* BEGIN *

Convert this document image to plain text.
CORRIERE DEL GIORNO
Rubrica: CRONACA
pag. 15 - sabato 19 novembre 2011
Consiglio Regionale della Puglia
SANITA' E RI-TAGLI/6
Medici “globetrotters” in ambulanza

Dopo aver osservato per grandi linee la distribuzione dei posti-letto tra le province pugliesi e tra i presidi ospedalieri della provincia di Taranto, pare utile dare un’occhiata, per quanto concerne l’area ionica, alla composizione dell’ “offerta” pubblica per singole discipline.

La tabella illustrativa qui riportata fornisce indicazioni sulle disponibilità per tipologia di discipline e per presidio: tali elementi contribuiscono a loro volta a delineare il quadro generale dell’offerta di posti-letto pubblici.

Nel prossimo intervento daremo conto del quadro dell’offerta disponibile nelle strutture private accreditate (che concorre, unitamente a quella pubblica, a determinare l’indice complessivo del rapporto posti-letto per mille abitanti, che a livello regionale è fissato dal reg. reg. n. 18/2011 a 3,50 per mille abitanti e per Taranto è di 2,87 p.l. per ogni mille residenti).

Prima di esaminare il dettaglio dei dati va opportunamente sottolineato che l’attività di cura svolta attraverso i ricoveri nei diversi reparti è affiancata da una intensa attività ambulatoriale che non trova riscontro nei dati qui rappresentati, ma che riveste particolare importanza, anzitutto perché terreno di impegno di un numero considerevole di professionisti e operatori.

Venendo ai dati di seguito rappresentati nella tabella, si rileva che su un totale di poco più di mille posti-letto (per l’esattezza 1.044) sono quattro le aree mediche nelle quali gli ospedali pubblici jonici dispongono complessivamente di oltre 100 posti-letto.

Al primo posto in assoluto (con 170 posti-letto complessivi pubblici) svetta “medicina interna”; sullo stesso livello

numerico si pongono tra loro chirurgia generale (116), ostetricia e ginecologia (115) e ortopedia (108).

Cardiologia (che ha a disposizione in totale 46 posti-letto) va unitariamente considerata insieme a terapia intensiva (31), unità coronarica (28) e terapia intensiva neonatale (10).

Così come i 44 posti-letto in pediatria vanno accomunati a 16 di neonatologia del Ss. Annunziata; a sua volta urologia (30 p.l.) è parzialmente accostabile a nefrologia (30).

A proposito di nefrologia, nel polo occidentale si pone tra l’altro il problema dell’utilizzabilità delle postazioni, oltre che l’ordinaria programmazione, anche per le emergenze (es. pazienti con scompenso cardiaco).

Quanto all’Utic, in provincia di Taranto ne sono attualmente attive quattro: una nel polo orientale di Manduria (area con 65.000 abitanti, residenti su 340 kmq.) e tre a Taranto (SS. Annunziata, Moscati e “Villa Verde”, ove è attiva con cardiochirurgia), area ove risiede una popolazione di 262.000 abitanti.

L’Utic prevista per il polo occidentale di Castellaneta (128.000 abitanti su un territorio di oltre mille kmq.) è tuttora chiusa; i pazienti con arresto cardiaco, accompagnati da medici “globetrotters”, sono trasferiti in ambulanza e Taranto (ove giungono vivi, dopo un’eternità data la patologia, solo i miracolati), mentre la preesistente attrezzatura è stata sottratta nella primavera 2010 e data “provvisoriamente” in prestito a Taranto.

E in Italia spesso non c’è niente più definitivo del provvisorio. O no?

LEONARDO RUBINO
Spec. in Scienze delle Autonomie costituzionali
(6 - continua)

* END *

> _Written problem_
The records above must be output exactly, in full.

> _Result below_
Convert this document image to plain text.
CORRIERE DEL GIORNO
Rubrica: CRONACA
pag. 15 - sabato 19 novembre 2011
Consiglio Regionale della Puglia
SANITA' E RI-TAGLI/6
Medici “globetrotters” in ambulanza

Dopo aver osservato per grandi linee la distribuzione dei posti-letto tra le province pugliesi e tra i presidi ospedalieri della provincia di Taranto, pare utile dare un’occhiata, per quanto concerne l’area ionica, alla composizione dell’ “offerta” pubblica per singole discipline.

La tabella illustrativa qui riportata fornisce indicazioni sulle disponibilità per tipologia di discipline e per presidio: tali elementi contribuiscono a loro volta a delineare il quadro generale dell’offerta di posti-letto pubblici.

Nel prossimo intervento daremo conto del quadro dell’offerta disponibile nelle strutture private accreditate (che concorre, unitamente a quella pubblica, a determinare l’indice complessivo del rapporto posti-letto per mille abitanti, che a livello regionale è fissato dal reg. reg. n. 18/2011 a 3,50 per mille abitanti e per Taranto è di 2,87 p.l. per ogni mille residenti).

Prima di esaminare il dettaglio dei dati va opportunamente sottolineato che l’attività di cura svolta attraverso i ricoveri nei diversi reparti è affiancata da una intensa attività ambulatoriale che non trova riscontro nei dati qui rappresentati, ma che riveste particolare importanza, anzitutto perché terreno di impegno di un numero considerevole di professionisti e operatori.

Venendo ai dati di seguito rappresentati nella tabella, si rileva che su un totale di poco più di mille posti-letto (per l’esattezza 1.044) sono quattro le aree mediche nelle quali gli ospedali pubblici jonici dispongono complessivamente di oltre 100 posti-letto.

Al primo posto in assoluto (con 170 posti-letto complessivi pubblici) svetta “medicina interna”; sullo stesso livello

numerico si pongono tra loro chirurgia generale (116), ostetricia e ginecologia (115) e ortopedia (108).

Cardiologia (che ha a disposizione in totale 46 posti-letto) va unitariamente considerata insieme a terapia intensiva (31), unità coronarica (28) e terapia intensiva neonatale (10).

Così come i 44 posti-letto in pediatria vanno accomunati a 16 di neonatologia del Ss. Annunziata; a sua volta urologia (30 p.l.) è parzialmente accostabile a nefrologia (30).

A proposito di nefrologia, nel polo occidentale si pone tra l’altro il problema dell’utilizzabilità delle postazioni, oltre che l’ordinaria programmazione, anche per le emergenze (es. pazienti con scompenso cardiaco).

Quanto all’Utic, in provincia di Taranto ne sono attualmente attive quattro: una nel polo orientale di Manduria (area con 65.000 abitanti, residenti su 340 kmq.) e tre a Taranto (SS. Annunziata, Moscati e “Villa Verde”, ove è attiva con cardiochirurgia), area ove risiede una popolazione di 262.000 abitanti.

L’Utic prevista per il polo occidentale di Castellaneta (128.000 abitanti su un territorio di oltre mille kmq.) è tuttora chiusa; i pazienti con arresto cardiaco, accompagnati da medici “globetrotters”, sono trasferiti in ambulanza e Taranto (ove giungono vivi, dopo un’eternità data la patologia, solo i miracolati), mentre la preesistente attrezzatura è stata sottratta nella primavera 2010 e data “provvisoriamente” in prestito a Taranto.

E in Italia spesso non c’è niente più definitivo del provvisorio. O no?

LEONARDO RUBINO
Spec. in Scienze delle Autonomie costituzionali
(6 - continua)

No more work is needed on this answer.